[Start]

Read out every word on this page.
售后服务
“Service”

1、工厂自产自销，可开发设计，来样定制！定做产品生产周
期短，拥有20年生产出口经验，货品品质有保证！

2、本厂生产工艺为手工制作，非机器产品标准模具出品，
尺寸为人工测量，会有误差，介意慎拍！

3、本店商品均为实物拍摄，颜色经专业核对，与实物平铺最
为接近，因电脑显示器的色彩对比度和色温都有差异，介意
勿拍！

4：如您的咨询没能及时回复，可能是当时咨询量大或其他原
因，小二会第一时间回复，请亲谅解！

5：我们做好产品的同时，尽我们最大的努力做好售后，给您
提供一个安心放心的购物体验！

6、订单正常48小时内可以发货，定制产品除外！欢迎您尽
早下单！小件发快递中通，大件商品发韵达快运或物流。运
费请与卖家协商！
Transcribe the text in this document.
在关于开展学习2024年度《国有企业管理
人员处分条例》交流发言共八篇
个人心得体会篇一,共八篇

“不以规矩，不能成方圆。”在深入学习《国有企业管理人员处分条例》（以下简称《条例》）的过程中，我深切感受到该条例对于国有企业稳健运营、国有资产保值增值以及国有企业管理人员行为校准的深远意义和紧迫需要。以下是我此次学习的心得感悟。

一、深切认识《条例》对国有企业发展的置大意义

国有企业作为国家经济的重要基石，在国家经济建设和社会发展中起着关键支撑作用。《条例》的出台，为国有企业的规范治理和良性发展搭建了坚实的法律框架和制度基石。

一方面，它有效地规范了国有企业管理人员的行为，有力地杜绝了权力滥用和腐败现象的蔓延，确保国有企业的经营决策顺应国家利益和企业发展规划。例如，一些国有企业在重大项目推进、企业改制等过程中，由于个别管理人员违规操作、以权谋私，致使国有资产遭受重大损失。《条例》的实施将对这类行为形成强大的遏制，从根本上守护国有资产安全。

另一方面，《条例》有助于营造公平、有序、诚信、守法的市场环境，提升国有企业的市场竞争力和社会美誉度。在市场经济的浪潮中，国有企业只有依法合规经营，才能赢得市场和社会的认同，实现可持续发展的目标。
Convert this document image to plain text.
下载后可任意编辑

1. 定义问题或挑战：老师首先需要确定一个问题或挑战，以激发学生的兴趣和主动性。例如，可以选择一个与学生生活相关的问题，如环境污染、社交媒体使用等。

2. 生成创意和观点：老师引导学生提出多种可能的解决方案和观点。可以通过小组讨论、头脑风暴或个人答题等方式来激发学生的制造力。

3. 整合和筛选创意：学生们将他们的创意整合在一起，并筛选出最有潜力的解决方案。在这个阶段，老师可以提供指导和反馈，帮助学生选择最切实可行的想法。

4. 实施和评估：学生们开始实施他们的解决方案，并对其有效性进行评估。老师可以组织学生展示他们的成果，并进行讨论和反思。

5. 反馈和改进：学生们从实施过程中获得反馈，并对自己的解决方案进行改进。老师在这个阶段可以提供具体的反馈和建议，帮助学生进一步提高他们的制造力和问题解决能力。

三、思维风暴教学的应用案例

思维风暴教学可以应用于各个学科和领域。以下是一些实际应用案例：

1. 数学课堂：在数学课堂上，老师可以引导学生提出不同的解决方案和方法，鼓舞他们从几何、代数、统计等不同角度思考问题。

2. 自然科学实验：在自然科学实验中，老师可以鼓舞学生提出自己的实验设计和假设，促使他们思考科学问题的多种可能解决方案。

[End]

*THE EXERCISE*
Emit verbatim the lines running from the one with "Transcribe the text in this document." through the last line of the data, both endpoints inclusive.

*IN RESPONSE*
Transcribe the text in this document.
在关于开展学习2024年度《国有企业管理
人员处分条例》交流发言共八篇
个人心得体会篇一,共八篇

“不以规矩，不能成方圆。”在深入学习《国有企业管理人员处分条例》（以下简称《条例》）的过程中，我深切感受到该条例对于国有企业稳健运营、国有资产保值增值以及国有企业管理人员行为校准的深远意义和紧迫需要。以下是我此次学习的心得感悟。

一、深切认识《条例》对国有企业发展的置大意义

国有企业作为国家经济的重要基石，在国家经济建设和社会发展中起着关键支撑作用。《条例》的出台，为国有企业的规范治理和良性发展搭建了坚实的法律框架和制度基石。

一方面，它有效地规范了国有企业管理人员的行为，有力地杜绝了权力滥用和腐败现象的蔓延，确保国有企业的经营决策顺应国家利益和企业发展规划。例如，一些国有企业在重大项目推进、企业改制等过程中，由于个别管理人员违规操作、以权谋私，致使国有资产遭受重大损失。《条例》的实施将对这类行为形成强大的遏制，从根本上守护国有资产安全。

另一方面，《条例》有助于营造公平、有序、诚信、守法的市场环境，提升国有企业的市场竞争力和社会美誉度。在市场经济的浪潮中，国有企业只有依法合规经营，才能赢得市场和社会的认同，实现可持续发展的目标。
Convert this document image to plain text.
下载后可任意编辑

1. 定义问题或挑战：老师首先需要确定一个问题或挑战，以激发学生的兴趣和主动性。例如，可以选择一个与学生生活相关的问题，如环境污染、社交媒体使用等。

2. 生成创意和观点：老师引导学生提出多种可能的解决方案和观点。可以通过小组讨论、头脑风暴或个人答题等方式来激发学生的制造力。

3. 整合和筛选创意：学生们将他们的创意整合在一起，并筛选出最有潜力的解决方案。在这个阶段，老师可以提供指导和反馈，帮助学生选择最切实可行的想法。

4. 实施和评估：学生们开始实施他们的解决方案，并对其有效性进行评估。老师可以组织学生展示他们的成果，并进行讨论和反思。

5. 反馈和改进：学生们从实施过程中获得反馈，并对自己的解决方案进行改进。老师在这个阶段可以提供具体的反馈和建议，帮助学生进一步提高他们的制造力和问题解决能力。

三、思维风暴教学的应用案例

思维风暴教学可以应用于各个学科和领域。以下是一些实际应用案例：

1. 数学课堂：在数学课堂上，老师可以引导学生提出不同的解决方案和方法，鼓舞他们从几何、代数、统计等不同角度思考问题。

2. 自然科学实验：在自然科学实验中，老师可以鼓舞学生提出自己的实验设计和假设，促使他们思考科学问题的多种可能解决方案。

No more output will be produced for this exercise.